■ Stored data:
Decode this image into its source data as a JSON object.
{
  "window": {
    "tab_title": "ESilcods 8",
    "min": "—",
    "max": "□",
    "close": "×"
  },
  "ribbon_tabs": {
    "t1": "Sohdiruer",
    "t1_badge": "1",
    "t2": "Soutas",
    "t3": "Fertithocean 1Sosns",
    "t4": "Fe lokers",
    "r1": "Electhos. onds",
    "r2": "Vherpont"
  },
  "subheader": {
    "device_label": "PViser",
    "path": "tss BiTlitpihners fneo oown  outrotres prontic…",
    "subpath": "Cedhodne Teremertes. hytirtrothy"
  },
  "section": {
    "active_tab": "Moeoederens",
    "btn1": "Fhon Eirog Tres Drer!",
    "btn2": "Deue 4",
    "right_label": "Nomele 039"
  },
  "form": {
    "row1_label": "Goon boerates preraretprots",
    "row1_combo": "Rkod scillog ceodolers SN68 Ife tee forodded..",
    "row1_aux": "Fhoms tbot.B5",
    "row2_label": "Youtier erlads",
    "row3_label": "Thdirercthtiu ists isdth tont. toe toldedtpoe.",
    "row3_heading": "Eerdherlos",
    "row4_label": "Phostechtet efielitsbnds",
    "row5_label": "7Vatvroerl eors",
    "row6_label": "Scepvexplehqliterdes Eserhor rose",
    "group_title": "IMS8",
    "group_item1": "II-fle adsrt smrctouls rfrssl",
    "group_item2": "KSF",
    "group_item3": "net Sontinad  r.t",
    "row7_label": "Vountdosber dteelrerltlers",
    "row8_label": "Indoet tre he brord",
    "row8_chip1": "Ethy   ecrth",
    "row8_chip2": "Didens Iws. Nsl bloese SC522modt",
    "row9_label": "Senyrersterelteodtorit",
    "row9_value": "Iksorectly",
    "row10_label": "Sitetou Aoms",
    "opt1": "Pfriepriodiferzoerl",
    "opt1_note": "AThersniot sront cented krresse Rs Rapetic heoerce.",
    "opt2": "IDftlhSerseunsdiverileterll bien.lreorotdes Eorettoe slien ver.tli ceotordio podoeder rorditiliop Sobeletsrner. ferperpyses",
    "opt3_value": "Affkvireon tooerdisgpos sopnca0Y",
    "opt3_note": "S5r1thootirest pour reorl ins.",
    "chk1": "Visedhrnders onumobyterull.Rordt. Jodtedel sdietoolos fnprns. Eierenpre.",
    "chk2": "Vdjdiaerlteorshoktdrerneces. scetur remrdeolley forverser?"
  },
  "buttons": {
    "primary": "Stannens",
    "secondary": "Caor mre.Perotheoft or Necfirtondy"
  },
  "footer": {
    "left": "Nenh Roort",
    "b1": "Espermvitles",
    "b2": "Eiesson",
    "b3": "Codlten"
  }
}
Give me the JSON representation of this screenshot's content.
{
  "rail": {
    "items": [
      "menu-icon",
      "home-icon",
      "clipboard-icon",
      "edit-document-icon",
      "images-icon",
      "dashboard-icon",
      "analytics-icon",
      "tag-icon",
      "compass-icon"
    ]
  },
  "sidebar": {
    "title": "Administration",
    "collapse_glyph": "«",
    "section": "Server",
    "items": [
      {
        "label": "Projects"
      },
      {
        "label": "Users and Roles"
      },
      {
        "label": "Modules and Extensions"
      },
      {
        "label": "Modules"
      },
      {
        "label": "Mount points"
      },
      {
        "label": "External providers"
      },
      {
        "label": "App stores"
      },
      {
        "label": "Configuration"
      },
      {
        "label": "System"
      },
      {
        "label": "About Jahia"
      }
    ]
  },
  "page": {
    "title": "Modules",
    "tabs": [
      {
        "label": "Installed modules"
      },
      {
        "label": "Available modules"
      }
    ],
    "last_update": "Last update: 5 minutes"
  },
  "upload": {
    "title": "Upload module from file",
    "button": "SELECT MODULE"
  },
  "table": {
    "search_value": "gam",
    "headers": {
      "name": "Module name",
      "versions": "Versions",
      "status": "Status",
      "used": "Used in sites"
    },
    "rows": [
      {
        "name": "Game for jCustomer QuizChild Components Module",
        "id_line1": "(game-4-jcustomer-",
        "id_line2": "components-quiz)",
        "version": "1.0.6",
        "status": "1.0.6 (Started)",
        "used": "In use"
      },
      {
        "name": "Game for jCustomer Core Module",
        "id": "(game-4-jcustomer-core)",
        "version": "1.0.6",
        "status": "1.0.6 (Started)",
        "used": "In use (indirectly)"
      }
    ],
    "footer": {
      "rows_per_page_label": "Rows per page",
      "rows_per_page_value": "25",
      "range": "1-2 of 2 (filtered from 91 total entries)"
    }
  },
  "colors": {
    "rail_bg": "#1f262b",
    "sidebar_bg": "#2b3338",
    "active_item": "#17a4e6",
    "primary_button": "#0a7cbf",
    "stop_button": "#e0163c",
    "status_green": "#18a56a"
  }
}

■ What the exercise asks:
Print out every record again, exactly and in full.

■ Solution:
Decode this image into its source data as a JSON object.
{
  "window": {
    "tab_title": "ESilcods 8",
    "min": "—",
    "max": "□",
    "close": "×"
  },
  "ribbon_tabs": {
    "t1": "Sohdiruer",
    "t1_badge": "1",
    "t2": "Soutas",
    "t3": "Fertithocean 1Sosns",
    "t4": "Fe lokers",
    "r1": "Electhos. onds",
    "r2": "Vherpont"
  },
  "subheader": {
    "device_label": "PViser",
    "path": "tss BiTlitpihners fneo oown  outrotres prontic…",
    "subpath": "Cedhodne Teremertes. hytirtrothy"
  },
  "section": {
    "active_tab": "Moeoederens",
    "btn1": "Fhon Eirog Tres Drer!",
    "btn2": "Deue 4",
    "right_label": "Nomele 039"
  },
  "form": {
    "row1_label": "Goon boerates preraretprots",
    "row1_combo": "Rkod scillog ceodolers SN68 Ife tee forodded..",
    "row1_aux": "Fhoms tbot.B5",
    "row2_label": "Youtier erlads",
    "row3_label": "Thdirercthtiu ists isdth tont. toe toldedtpoe.",
    "row3_heading": "Eerdherlos",
    "row4_label": "Phostechtet efielitsbnds",
    "row5_label": "7Vatvroerl eors",
    "row6_label": "Scepvexplehqliterdes Eserhor rose",
    "group_title": "IMS8",
    "group_item1": "II-fle adsrt smrctouls rfrssl",
    "group_item2": "KSF",
    "group_item3": "net Sontinad  r.t",
    "row7_label": "Vountdosber dteelrerltlers",
    "row8_label": "Indoet tre he brord",
    "row8_chip1": "Ethy   ecrth",
    "row8_chip2": "Didens Iws. Nsl bloese SC522modt",
    "row9_label": "Senyrersterelteodtorit",
    "row9_value": "Iksorectly",
    "row10_label": "Sitetou Aoms",
    "opt1": "Pfriepriodiferzoerl",
    "opt1_note": "AThersniot sront cented krresse Rs Rapetic heoerce.",
    "opt2": "IDftlhSerseunsdiverileterll bien.lreorotdes Eorettoe slien ver.tli ceotordio podoeder rorditiliop Sobeletsrner. ferperpyses",
    "opt3_value": "Affkvireon tooerdisgpos sopnca0Y",
    "opt3_note": "S5r1thootirest pour reorl ins.",
    "chk1": "Visedhrnders onumobyterull.Rordt. Jodtedel sdietoolos fnprns. Eierenpre.",
    "chk2": "Vdjdiaerlteorshoktdrerneces. scetur remrdeolley forverser?"
  },
  "buttons": {
    "primary": "Stannens",
    "secondary": "Caor mre.Perotheoft or Necfirtondy"
  },
  "footer": {
    "left": "Nenh Roort",
    "b1": "Espermvitles",
    "b2": "Eiesson",
    "b3": "Codlten"
  }
}
Give me the JSON representation of this screenshot's content.
{
  "rail": {
    "items": [
      "menu-icon",
      "home-icon",
      "clipboard-icon",
      "edit-document-icon",
      "images-icon",
      "dashboard-icon",
      "analytics-icon",
      "tag-icon",
      "compass-icon"
    ]
  },
  "sidebar": {
    "title": "Administration",
    "collapse_glyph": "«",
    "section": "Server",
    "items": [
      {
        "label": "Projects"
      },
      {
        "label": "Users and Roles"
      },
      {
        "label": "Modules and Extensions"
      },
      {
        "label": "Modules"
      },
      {
        "label": "Mount points"
      },
      {
        "label": "External providers"
      },
      {
        "label": "App stores"
      },
      {
        "label": "Configuration"
      },
      {
        "label": "System"
      },
      {
        "label": "About Jahia"
      }
    ]
  },
  "page": {
    "title": "Modules",
    "tabs": [
      {
        "label": "Installed modules"
      },
      {
        "label": "Available modules"
      }
    ],
    "last_update": "Last update: 5 minutes"
  },
  "upload": {
    "title": "Upload module from file",
    "button": "SELECT MODULE"
  },
  "table": {
    "search_value": "gam",
    "headers": {
      "name": "Module name",
      "versions": "Versions",
      "status": "Status",
      "used": "Used in sites"
    },
    "rows": [
      {
        "name": "Game for jCustomer QuizChild Components Module",
        "id_line1": "(game-4-jcustomer-",
        "id_line2": "components-quiz)",
        "version": "1.0.6",
        "status": "1.0.6 (Started)",
        "used": "In use"
      },
      {
        "name": "Game for jCustomer Core Module",
        "id": "(game-4-jcustomer-core)",
        "version": "1.0.6",
        "status": "1.0.6 (Started)",
        "used": "In use (indirectly)"
      }
    ],
    "footer": {
      "rows_per_page_label": "Rows per page",
      "rows_per_page_value": "25",
      "range": "1-2 of 2 (filtered from 91 total entries)"
    }
  },
  "colors": {
    "rail_bg": "#1f262b",
    "sidebar_bg": "#2b3338",
    "active_item": "#17a4e6",
    "primary_button": "#0a7cbf",
    "stop_button": "#e0163c",
    "status_green": "#18a56a"
  }
}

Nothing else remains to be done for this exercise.